## BEGIN RECORDS SHOWN
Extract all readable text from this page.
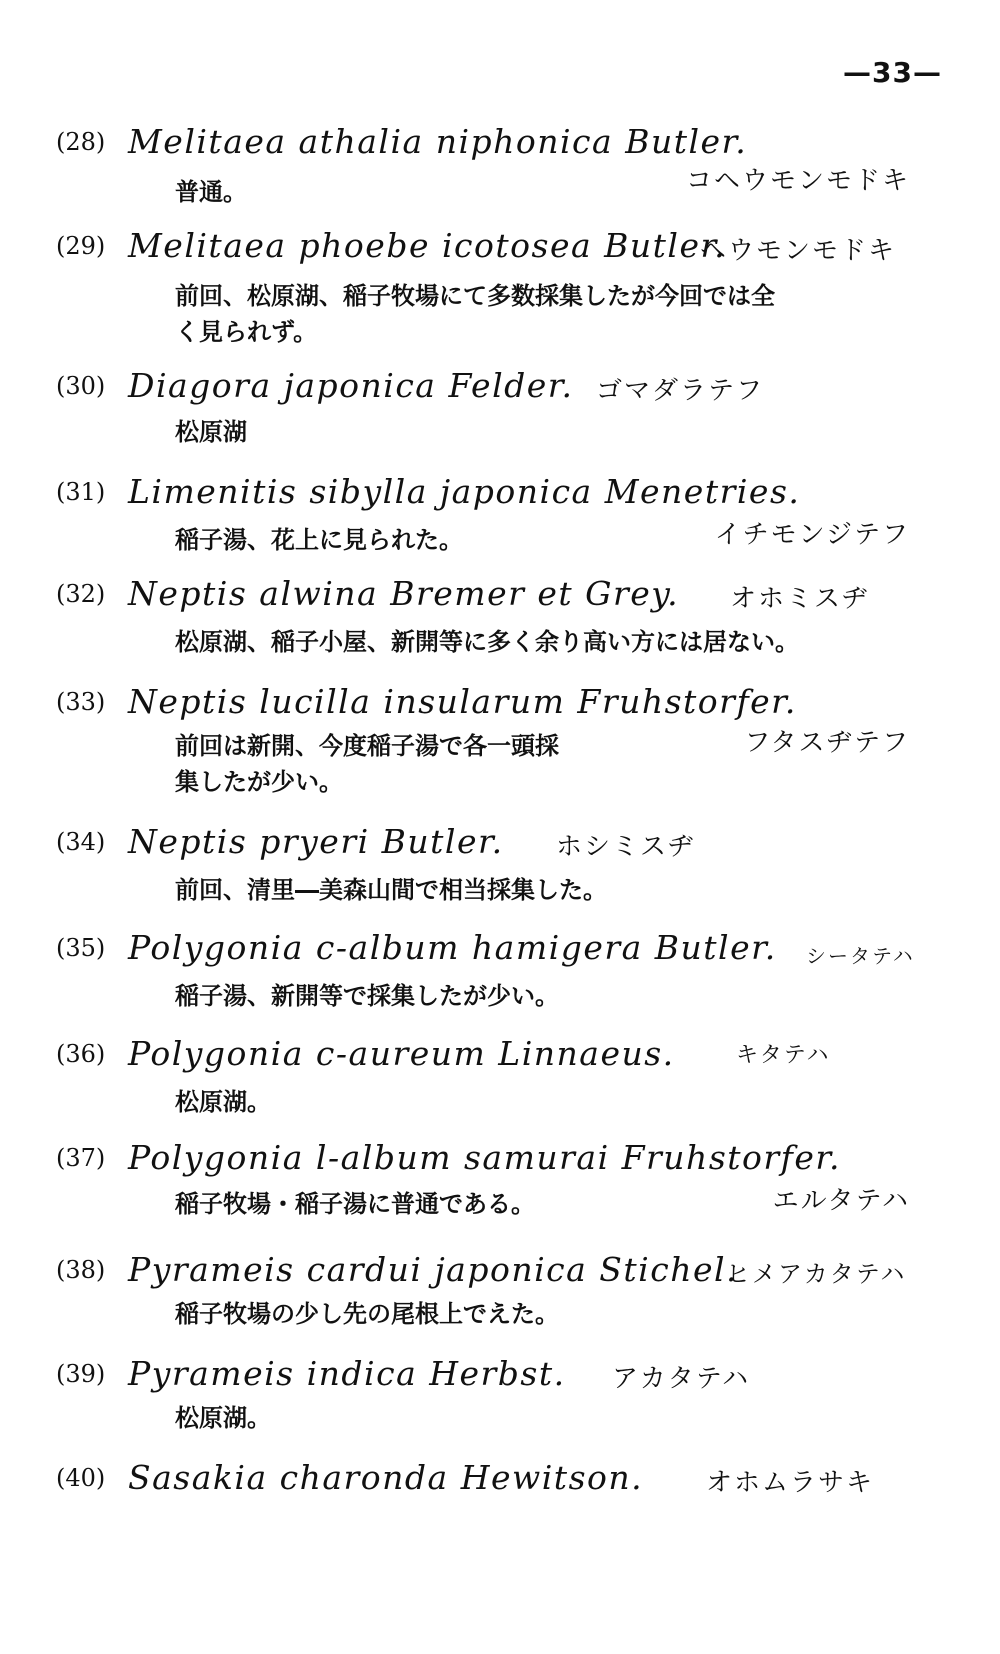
—33—
(28) Melitaea athalia niphonica Butler.
コヘウモンモドキ
普通。
(29) Melitaea phoebe icotosea Butler.
ヘウモンモドキ
前回、松原湖、稲子牧場にて多数採集したが今回では全
く見られず。
(30) Diagora japonica Felder. ゴマダラテフ
松原湖
(31) Limenitis sibylla japonica Menetries.
イチモンジテフ
稲子湯、花上に見られた。
(32) Neptis alwina Bremer et Grey. オホミスヂ
松原湖、稲子小屋、新開等に多く余り高い方には居ない。
(33) Neptis lucilla insularum Fruhstorfer.
フタスヂテフ
前回は新開、今度稲子湯で各一頭採
集したが少い。
(34) Neptis pryeri Butler. ホシミスヂ
前回、清里―美森山間で相当採集した。
(35) Polygonia c-album hamigera Butler. シータテハ
稲子湯、新開等で採集したが少い。
(36) Polygonia c-aureum Linnaeus.	キタテハ
松原湖。
(37) Polygonia l-album samurai Fruhstorfer.
エルタテハ
稲子牧場・稲子湯に普通である。
(38) Pyrameis cardui japonica Stichel.
ヒメアカタテハ
稲子牧場の少し先の尾根上でえた。
(39) Pyrameis indica Herbst. アカタテハ
松原湖。
(40) Sasakia charonda Hewitson. オホムラサキ
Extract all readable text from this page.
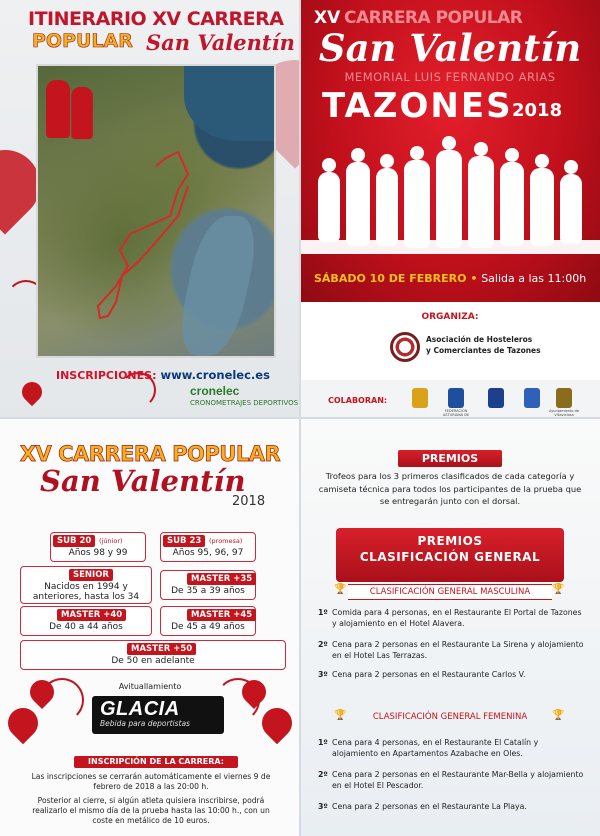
ITINERARIO XV CARRERA
POPULAR San Valentín
INSCRIPCIONES: www.cronelec.es
cronelec
CRONOMETRAJES DEPORTIVOS
XV CARRERA POPULAR
San Valentín
MEMORIAL LUIS FERNANDO ARIAS
TAZONES 2018
SÁBADO 10 DE FEBRERO • Salida a las 11:00h
ORGANIZA:
Asociación de Hosteleros
y Comerciantes de Tazones
COLABORAN:
FEDERACIÓN ASTURIANA DE
Ayuntamiento de Villaviciosa
XV CARRERA POPULAR
San Valentín
2018
SUB 20	(júnior)
Años 98 y 99
SUB 23	(promesa)
Años 95, 96, 97
SENIOR
Nacidos en 1994 y anteriores, hasta los 34
MASTER +35
De 35 a 39 años
MASTER +40
De 40 a 44 años
MASTER +45
De 45 a 49 años
MASTER +50
De 50 en adelante
Avituallamiento
GLACIA
Bebida para deportistas
INSCRIPCIÓN DE LA CARRERA:
Las inscripciones se cerrarán automáticamente el viernes 9 de febrero de 2018 a las 20:00 h.
Posterior al cierre, si algún atleta quisiera inscribirse, podrá realizarlo el mismo día de la prueba hasta las 10:00 h., con un coste en metálico de 10 euros.
PREMIOS
Trofeos para los 3 primeros clasificados de cada categoría y camiseta técnica para todos los participantes de la prueba que se entregarán junto con el dorsal.
PREMIOS
CLASIFICACIÓN GENERAL
🏆	🏆
CLASIFICACIÓN GENERAL MASCULINA
1º Comida para 4 personas, en el Restaurante El Portal de Tazones y alojamiento en el Hotel Alavera.
2º Cena para 2 personas en el Restaurante La Sirena y alojamiento en el Hotel Las Terrazas.
3º Cena para 2 personas en el Restaurante Carlos V.
🏆	🏆
CLASIFICACIÓN GENERAL FEMENINA
1º Cena para 4 personas, en el Restaurante El Catalín y alojamiento en Apartamentos Azabache en Oles.
2º Cena para 2 personas en el Restaurante Mar-Bella y alojamiento en el Hotel El Pescador.
3º Cena para 2 personas en el Restaurante La Playa.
## END RECORDS SHOWN
Reproduce the whole listing exactly, but not the images in it.

• CORRECT ANSWER:
Extract all readable text from this page.
—33—
(28) Melitaea athalia niphonica Butler.
コヘウモンモドキ
普通。
(29) Melitaea phoebe icotosea Butler.
ヘウモンモドキ
前回、松原湖、稲子牧場にて多数採集したが今回では全
く見られず。
(30) Diagora japonica Felder. ゴマダラテフ
松原湖
(31) Limenitis sibylla japonica Menetries.
イチモンジテフ
稲子湯、花上に見られた。
(32) Neptis alwina Bremer et Grey. オホミスヂ
松原湖、稲子小屋、新開等に多く余り高い方には居ない。
(33) Neptis lucilla insularum Fruhstorfer.
フタスヂテフ
前回は新開、今度稲子湯で各一頭採
集したが少い。
(34) Neptis pryeri Butler. ホシミスヂ
前回、清里―美森山間で相当採集した。
(35) Polygonia c-album hamigera Butler. シータテハ
稲子湯、新開等で採集したが少い。
(36) Polygonia c-aureum Linnaeus.	キタテハ
松原湖。
(37) Polygonia l-album samurai Fruhstorfer.
エルタテハ
稲子牧場・稲子湯に普通である。
(38) Pyrameis cardui japonica Stichel.
ヒメアカタテハ
稲子牧場の少し先の尾根上でえた。
(39) Pyrameis indica Herbst. アカタテハ
松原湖。
(40) Sasakia charonda Hewitson. オホムラサキ
Extract all readable text from this page.
ITINERARIO XV CARRERA
POPULAR San Valentín
INSCRIPCIONES: www.cronelec.es
cronelec
CRONOMETRAJES DEPORTIVOS
XV CARRERA POPULAR
San Valentín
MEMORIAL LUIS FERNANDO ARIAS
TAZONES 2018
SÁBADO 10 DE FEBRERO • Salida a las 11:00h
ORGANIZA:
Asociación de Hosteleros
y Comerciantes de Tazones
COLABORAN:
FEDERACIÓN ASTURIANA DE
Ayuntamiento de Villaviciosa
XV CARRERA POPULAR
San Valentín
2018
SUB 20	(júnior)
Años 98 y 99
SUB 23	(promesa)
Años 95, 96, 97
SENIOR
Nacidos en 1994 y anteriores, hasta los 34
MASTER +35
De 35 a 39 años
MASTER +40
De 40 a 44 años
MASTER +45
De 45 a 49 años
MASTER +50
De 50 en adelante
Avituallamiento
GLACIA
Bebida para deportistas
INSCRIPCIÓN DE LA CARRERA:
Las inscripciones se cerrarán automáticamente el viernes 9 de febrero de 2018 a las 20:00 h.
Posterior al cierre, si algún atleta quisiera inscribirse, podrá realizarlo el mismo día de la prueba hasta las 10:00 h., con un coste en metálico de 10 euros.
PREMIOS
Trofeos para los 3 primeros clasificados de cada categoría y camiseta técnica para todos los participantes de la prueba que se entregarán junto con el dorsal.
PREMIOS
CLASIFICACIÓN GENERAL
🏆	🏆
CLASIFICACIÓN GENERAL MASCULINA
1º Comida para 4 personas, en el Restaurante El Portal de Tazones y alojamiento en el Hotel Alavera.
2º Cena para 2 personas en el Restaurante La Sirena y alojamiento en el Hotel Las Terrazas.
3º Cena para 2 personas en el Restaurante Carlos V.
🏆	🏆
CLASIFICACIÓN GENERAL FEMENINA
1º Cena para 4 personas, en el Restaurante El Catalín y alojamiento en Apartamentos Azabache en Oles.
2º Cena para 2 personas en el Restaurante Mar-Bella y alojamiento en el Hotel El Pescador.
3º Cena para 2 personas en el Restaurante La Playa.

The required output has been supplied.